Given instruction: Reproduce all entries precisely, down to the last character.

Dataset records:
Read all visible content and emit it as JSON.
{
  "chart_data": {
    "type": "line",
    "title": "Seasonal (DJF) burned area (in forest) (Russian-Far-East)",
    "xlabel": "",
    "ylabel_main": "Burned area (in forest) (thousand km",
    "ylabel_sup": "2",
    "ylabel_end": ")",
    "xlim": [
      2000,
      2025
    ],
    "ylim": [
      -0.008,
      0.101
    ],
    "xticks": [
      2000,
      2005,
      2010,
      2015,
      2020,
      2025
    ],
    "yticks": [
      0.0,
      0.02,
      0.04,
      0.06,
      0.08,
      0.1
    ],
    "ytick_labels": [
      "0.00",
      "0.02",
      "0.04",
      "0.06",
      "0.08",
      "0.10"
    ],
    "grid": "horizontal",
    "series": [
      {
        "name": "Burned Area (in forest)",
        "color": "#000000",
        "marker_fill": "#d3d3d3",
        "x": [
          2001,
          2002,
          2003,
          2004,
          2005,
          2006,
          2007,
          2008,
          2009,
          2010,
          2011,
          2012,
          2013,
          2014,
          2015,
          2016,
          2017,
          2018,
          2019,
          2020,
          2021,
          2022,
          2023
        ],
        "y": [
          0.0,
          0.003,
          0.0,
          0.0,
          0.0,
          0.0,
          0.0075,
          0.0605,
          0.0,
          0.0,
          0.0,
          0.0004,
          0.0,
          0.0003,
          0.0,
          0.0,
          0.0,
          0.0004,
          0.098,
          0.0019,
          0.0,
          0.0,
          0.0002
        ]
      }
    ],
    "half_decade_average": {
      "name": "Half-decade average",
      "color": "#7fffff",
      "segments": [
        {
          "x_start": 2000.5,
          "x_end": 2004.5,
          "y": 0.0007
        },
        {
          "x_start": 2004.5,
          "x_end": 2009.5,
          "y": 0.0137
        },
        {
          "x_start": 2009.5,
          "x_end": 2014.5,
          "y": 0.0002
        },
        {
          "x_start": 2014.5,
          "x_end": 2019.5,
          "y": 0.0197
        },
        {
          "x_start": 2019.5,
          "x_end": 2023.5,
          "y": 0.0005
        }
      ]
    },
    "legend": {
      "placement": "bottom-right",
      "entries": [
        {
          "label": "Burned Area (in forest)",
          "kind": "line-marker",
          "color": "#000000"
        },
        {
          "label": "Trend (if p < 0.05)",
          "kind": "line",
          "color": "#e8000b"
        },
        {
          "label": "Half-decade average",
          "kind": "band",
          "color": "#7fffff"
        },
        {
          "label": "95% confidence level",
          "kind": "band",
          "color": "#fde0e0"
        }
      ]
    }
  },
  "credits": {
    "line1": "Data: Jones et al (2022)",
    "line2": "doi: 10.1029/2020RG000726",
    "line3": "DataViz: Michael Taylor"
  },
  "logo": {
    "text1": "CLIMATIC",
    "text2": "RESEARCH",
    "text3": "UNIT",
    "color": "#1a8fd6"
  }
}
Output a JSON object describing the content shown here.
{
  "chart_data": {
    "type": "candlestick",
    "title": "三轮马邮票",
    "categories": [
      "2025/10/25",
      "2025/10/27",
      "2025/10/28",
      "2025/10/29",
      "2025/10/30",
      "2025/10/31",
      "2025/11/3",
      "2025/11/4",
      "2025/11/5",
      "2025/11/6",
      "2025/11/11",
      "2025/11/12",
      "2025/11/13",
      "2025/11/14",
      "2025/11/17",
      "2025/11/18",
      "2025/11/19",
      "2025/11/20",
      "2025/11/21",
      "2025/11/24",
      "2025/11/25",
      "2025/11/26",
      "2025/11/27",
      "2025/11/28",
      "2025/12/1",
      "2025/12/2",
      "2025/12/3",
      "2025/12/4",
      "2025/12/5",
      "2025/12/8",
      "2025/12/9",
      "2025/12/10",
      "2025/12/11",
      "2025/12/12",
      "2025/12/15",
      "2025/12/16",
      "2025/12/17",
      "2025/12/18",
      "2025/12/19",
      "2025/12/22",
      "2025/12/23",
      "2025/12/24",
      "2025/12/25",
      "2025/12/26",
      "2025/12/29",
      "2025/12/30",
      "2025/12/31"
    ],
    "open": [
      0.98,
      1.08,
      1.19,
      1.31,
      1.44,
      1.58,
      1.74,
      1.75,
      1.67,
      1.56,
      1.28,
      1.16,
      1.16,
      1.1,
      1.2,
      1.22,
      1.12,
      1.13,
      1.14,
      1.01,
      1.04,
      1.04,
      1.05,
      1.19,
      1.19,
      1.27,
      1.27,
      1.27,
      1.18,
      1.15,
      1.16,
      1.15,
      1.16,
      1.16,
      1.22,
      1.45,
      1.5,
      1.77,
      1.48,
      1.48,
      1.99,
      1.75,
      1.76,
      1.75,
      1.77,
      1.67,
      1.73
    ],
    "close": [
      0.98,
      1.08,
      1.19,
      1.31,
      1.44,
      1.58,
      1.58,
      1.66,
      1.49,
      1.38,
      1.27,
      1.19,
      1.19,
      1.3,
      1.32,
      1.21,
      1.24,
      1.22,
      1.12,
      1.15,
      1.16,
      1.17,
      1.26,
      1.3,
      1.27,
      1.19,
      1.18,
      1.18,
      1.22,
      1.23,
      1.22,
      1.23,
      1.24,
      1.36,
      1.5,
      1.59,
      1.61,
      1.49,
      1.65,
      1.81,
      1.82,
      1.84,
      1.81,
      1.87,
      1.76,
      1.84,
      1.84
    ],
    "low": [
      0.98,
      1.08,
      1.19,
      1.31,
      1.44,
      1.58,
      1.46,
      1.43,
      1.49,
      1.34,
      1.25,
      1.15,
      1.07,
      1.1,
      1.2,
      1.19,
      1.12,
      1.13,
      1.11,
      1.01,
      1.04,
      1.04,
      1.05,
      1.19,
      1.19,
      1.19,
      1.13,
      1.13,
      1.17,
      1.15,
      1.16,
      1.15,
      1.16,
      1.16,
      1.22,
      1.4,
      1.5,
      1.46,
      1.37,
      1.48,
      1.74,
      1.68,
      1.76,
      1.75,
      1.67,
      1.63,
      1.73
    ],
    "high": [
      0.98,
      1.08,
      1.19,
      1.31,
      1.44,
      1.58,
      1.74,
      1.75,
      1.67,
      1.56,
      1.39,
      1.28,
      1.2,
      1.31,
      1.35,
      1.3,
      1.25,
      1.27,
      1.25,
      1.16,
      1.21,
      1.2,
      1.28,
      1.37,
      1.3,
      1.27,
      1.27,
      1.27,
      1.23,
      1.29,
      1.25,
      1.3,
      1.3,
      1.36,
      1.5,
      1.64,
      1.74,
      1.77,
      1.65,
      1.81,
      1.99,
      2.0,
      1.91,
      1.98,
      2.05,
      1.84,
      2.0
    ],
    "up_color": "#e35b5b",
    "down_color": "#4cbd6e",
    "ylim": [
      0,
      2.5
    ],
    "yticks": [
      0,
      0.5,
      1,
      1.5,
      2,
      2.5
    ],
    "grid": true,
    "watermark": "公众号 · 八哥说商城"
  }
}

Expected answer:
Read all visible content and emit it as JSON.
{
  "chart_data": {
    "type": "line",
    "title": "Seasonal (DJF) burned area (in forest) (Russian-Far-East)",
    "xlabel": "",
    "ylabel_main": "Burned area (in forest) (thousand km",
    "ylabel_sup": "2",
    "ylabel_end": ")",
    "xlim": [
      2000,
      2025
    ],
    "ylim": [
      -0.008,
      0.101
    ],
    "xticks": [
      2000,
      2005,
      2010,
      2015,
      2020,
      2025
    ],
    "yticks": [
      0.0,
      0.02,
      0.04,
      0.06,
      0.08,
      0.1
    ],
    "ytick_labels": [
      "0.00",
      "0.02",
      "0.04",
      "0.06",
      "0.08",
      "0.10"
    ],
    "grid": "horizontal",
    "series": [
      {
        "name": "Burned Area (in forest)",
        "color": "#000000",
        "marker_fill": "#d3d3d3",
        "x": [
          2001,
          2002,
          2003,
          2004,
          2005,
          2006,
          2007,
          2008,
          2009,
          2010,
          2011,
          2012,
          2013,
          2014,
          2015,
          2016,
          2017,
          2018,
          2019,
          2020,
          2021,
          2022,
          2023
        ],
        "y": [
          0.0,
          0.003,
          0.0,
          0.0,
          0.0,
          0.0,
          0.0075,
          0.0605,
          0.0,
          0.0,
          0.0,
          0.0004,
          0.0,
          0.0003,
          0.0,
          0.0,
          0.0,
          0.0004,
          0.098,
          0.0019,
          0.0,
          0.0,
          0.0002
        ]
      }
    ],
    "half_decade_average": {
      "name": "Half-decade average",
      "color": "#7fffff",
      "segments": [
        {
          "x_start": 2000.5,
          "x_end": 2004.5,
          "y": 0.0007
        },
        {
          "x_start": 2004.5,
          "x_end": 2009.5,
          "y": 0.0137
        },
        {
          "x_start": 2009.5,
          "x_end": 2014.5,
          "y": 0.0002
        },
        {
          "x_start": 2014.5,
          "x_end": 2019.5,
          "y": 0.0197
        },
        {
          "x_start": 2019.5,
          "x_end": 2023.5,
          "y": 0.0005
        }
      ]
    },
    "legend": {
      "placement": "bottom-right",
      "entries": [
        {
          "label": "Burned Area (in forest)",
          "kind": "line-marker",
          "color": "#000000"
        },
        {
          "label": "Trend (if p < 0.05)",
          "kind": "line",
          "color": "#e8000b"
        },
        {
          "label": "Half-decade average",
          "kind": "band",
          "color": "#7fffff"
        },
        {
          "label": "95% confidence level",
          "kind": "band",
          "color": "#fde0e0"
        }
      ]
    }
  },
  "credits": {
    "line1": "Data: Jones et al (2022)",
    "line2": "doi: 10.1029/2020RG000726",
    "line3": "DataViz: Michael Taylor"
  },
  "logo": {
    "text1": "CLIMATIC",
    "text2": "RESEARCH",
    "text3": "UNIT",
    "color": "#1a8fd6"
  }
}
Output a JSON object describing the content shown here.
{
  "chart_data": {
    "type": "candlestick",
    "title": "三轮马邮票",
    "categories": [
      "2025/10/25",
      "2025/10/27",
      "2025/10/28",
      "2025/10/29",
      "2025/10/30",
      "2025/10/31",
      "2025/11/3",
      "2025/11/4",
      "2025/11/5",
      "2025/11/6",
      "2025/11/11",
      "2025/11/12",
      "2025/11/13",
      "2025/11/14",
      "2025/11/17",
      "2025/11/18",
      "2025/11/19",
      "2025/11/20",
      "2025/11/21",
      "2025/11/24",
      "2025/11/25",
      "2025/11/26",
      "2025/11/27",
      "2025/11/28",
      "2025/12/1",
      "2025/12/2",
      "2025/12/3",
      "2025/12/4",
      "2025/12/5",
      "2025/12/8",
      "2025/12/9",
      "2025/12/10",
      "2025/12/11",
      "2025/12/12",
      "2025/12/15",
      "2025/12/16",
      "2025/12/17",
      "2025/12/18",
      "2025/12/19",
      "2025/12/22",
      "2025/12/23",
      "2025/12/24",
      "2025/12/25",
      "2025/12/26",
      "2025/12/29",
      "2025/12/30",
      "2025/12/31"
    ],
    "open": [
      0.98,
      1.08,
      1.19,
      1.31,
      1.44,
      1.58,
      1.74,
      1.75,
      1.67,
      1.56,
      1.28,
      1.16,
      1.16,
      1.1,
      1.2,
      1.22,
      1.12,
      1.13,
      1.14,
      1.01,
      1.04,
      1.04,
      1.05,
      1.19,
      1.19,
      1.27,
      1.27,
      1.27,
      1.18,
      1.15,
      1.16,
      1.15,
      1.16,
      1.16,
      1.22,
      1.45,
      1.5,
      1.77,
      1.48,
      1.48,
      1.99,
      1.75,
      1.76,
      1.75,
      1.77,
      1.67,
      1.73
    ],
    "close": [
      0.98,
      1.08,
      1.19,
      1.31,
      1.44,
      1.58,
      1.58,
      1.66,
      1.49,
      1.38,
      1.27,
      1.19,
      1.19,
      1.3,
      1.32,
      1.21,
      1.24,
      1.22,
      1.12,
      1.15,
      1.16,
      1.17,
      1.26,
      1.3,
      1.27,
      1.19,
      1.18,
      1.18,
      1.22,
      1.23,
      1.22,
      1.23,
      1.24,
      1.36,
      1.5,
      1.59,
      1.61,
      1.49,
      1.65,
      1.81,
      1.82,
      1.84,
      1.81,
      1.87,
      1.76,
      1.84,
      1.84
    ],
    "low": [
      0.98,
      1.08,
      1.19,
      1.31,
      1.44,
      1.58,
      1.46,
      1.43,
      1.49,
      1.34,
      1.25,
      1.15,
      1.07,
      1.1,
      1.2,
      1.19,
      1.12,
      1.13,
      1.11,
      1.01,
      1.04,
      1.04,
      1.05,
      1.19,
      1.19,
      1.19,
      1.13,
      1.13,
      1.17,
      1.15,
      1.16,
      1.15,
      1.16,
      1.16,
      1.22,
      1.4,
      1.5,
      1.46,
      1.37,
      1.48,
      1.74,
      1.68,
      1.76,
      1.75,
      1.67,
      1.63,
      1.73
    ],
    "high": [
      0.98,
      1.08,
      1.19,
      1.31,
      1.44,
      1.58,
      1.74,
      1.75,
      1.67,
      1.56,
      1.39,
      1.28,
      1.2,
      1.31,
      1.35,
      1.3,
      1.25,
      1.27,
      1.25,
      1.16,
      1.21,
      1.2,
      1.28,
      1.37,
      1.3,
      1.27,
      1.27,
      1.27,
      1.23,
      1.29,
      1.25,
      1.3,
      1.3,
      1.36,
      1.5,
      1.64,
      1.74,
      1.77,
      1.65,
      1.81,
      1.99,
      2.0,
      1.91,
      1.98,
      2.05,
      1.84,
      2.0
    ],
    "up_color": "#e35b5b",
    "down_color": "#4cbd6e",
    "ylim": [
      0,
      2.5
    ],
    "yticks": [
      0,
      0.5,
      1,
      1.5,
      2,
      2.5
    ],
    "grid": true,
    "watermark": "公众号 · 八哥说商城"
  }
}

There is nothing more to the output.